- EXTRACT TO READ -
= = = = =

Today in our Messages from Moms series, Adrienne Graves tells us a little bit about how her local church supported their family, and also how strangers who love Christ cared for them. The Graves family’s experiences reminds me that the Church (with a capital C!) isn’t a building…
The Red Rocks Church family was amazing to us, and to Emily, during our time at the hospital. I seriously was oblivious to our needs at first, but they were not. They brought meals to us for 5 months, along with our friends and family contributing, too. Literally. 5 months of not having to worry about “What’s for dinner?” And, not just a drop at the front desk type of thing, but some of the people who brought meals would come and spend time with us. Yes, it’s uncomfortable for even people we know and know us to be in a hospital setting where a baby is gravely ill, but some of those who stayed with us didn’t even know us prior to Noah’s birth. They became our friends while we were in the hospital.
Some people are afraid to do that…they want to give you space, don’t want to be “a bother”. Since Em was there every day, too, she built friendships with our many visitors from church. They’d play with her and help her feel like a kid in the midst of this big unknown. We didn’t actually attend church but once while Noah was in the hospital, and that was the day my older sister and I got baptized, so as far as Em making connections to church members during that time, it all took place at the hospital or if members offered play dates or brought their own kids to visit her, in addition to her brother. This was huge!

= = = = =

- PROMPT A -
Rewrite the paragraph of the church support account that starts "The Red Rocks Church family was amazing" as a shorter paragraph that keeps its main facts.
- PROMPT B -
Echo a section of the church support account word for word. Begin at the words "Some people are" and stop after "This was huge!".
- PROMPT C -
Proceed with the church support account from its last sentence, keeping the same voice.
The items come from a separate source and are not part of the account.

= = = = =

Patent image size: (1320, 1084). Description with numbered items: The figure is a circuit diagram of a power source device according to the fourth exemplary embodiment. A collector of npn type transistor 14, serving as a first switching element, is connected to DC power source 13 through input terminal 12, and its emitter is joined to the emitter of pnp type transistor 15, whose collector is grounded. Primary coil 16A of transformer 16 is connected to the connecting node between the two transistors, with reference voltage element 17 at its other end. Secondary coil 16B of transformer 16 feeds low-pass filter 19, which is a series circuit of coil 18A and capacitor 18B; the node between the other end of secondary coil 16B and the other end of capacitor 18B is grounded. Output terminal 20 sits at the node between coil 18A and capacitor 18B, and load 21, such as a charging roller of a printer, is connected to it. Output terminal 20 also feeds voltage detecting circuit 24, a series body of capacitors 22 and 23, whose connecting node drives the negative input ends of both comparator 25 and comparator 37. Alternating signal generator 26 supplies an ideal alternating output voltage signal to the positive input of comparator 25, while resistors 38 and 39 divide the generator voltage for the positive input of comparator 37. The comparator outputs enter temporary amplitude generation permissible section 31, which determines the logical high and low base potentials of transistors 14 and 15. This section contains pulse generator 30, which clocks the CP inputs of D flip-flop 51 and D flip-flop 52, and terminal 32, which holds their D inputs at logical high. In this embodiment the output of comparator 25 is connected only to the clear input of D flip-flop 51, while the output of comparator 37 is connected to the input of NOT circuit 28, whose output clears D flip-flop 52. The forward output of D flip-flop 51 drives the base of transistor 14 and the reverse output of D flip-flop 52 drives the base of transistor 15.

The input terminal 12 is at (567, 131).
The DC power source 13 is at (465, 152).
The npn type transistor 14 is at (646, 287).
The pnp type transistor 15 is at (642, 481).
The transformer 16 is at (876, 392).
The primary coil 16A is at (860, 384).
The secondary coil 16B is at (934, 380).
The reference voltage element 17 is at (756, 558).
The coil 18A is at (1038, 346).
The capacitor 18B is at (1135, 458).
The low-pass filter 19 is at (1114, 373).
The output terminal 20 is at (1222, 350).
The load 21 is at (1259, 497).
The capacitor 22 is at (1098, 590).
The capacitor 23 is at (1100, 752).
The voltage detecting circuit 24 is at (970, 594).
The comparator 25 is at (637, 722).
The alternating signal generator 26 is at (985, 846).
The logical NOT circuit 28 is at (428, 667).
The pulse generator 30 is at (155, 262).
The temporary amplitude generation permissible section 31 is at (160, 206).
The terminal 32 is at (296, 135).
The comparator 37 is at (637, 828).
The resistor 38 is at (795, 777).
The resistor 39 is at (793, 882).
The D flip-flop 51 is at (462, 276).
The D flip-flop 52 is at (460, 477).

= = = = =

- EXPECTED OUTPUT A -
The Red Rocks Church family was wonderful to the Graves family and Emily during the hospital stay. Church members saw needs the narrator missed at first. Along with friends and family, they brought meals for 5 months, so dinner was never a worry. Some stayed to spend time with the family, including people who hadn't known them before Noah's birth, and they became friends there.

- EXPECTED OUTPUT B -
Some people are afraid to do that…they want to give you space, don’t want to be “a bother”. Since Em was there every day, too, she built friendships with our many visitors from church. They’d play with her and help her feel like a kid in the midst of this big unknown. We didn’t actually attend church but once while Noah was in the hospital, and that was the day my older sister and I got baptized, so as far as Em making connections to church members during that time, it all took place at the hospital or if members offered play dates or brought their own kids to visit her, in addition to her brother. This was huge!

- EXPECTED OUTPUT C -
In addition to our church body we have an amazing core group of friends with whom we do life. They rotated visits and always brought their kiddos along so Em would know she was special, too. Some people may not think it’s appropriate to take kids to visit at a hospital, but it’s a children’s hospital! It’s totally appropriate, and who knows, a visiting kid might just be inspired to be a medical professional some day just because they were allowed to see inside. Once Noah passed away we started going to church again at Red Rocks. Em made some really solid friendships with some of the kids there, all of whom were aware of her journey. They didn’t shun her or think she was a freak because her little brother died. They just chased her and tackled her, swung from the trees with her, and shared their snacks. Kid stuff. They were just kids together.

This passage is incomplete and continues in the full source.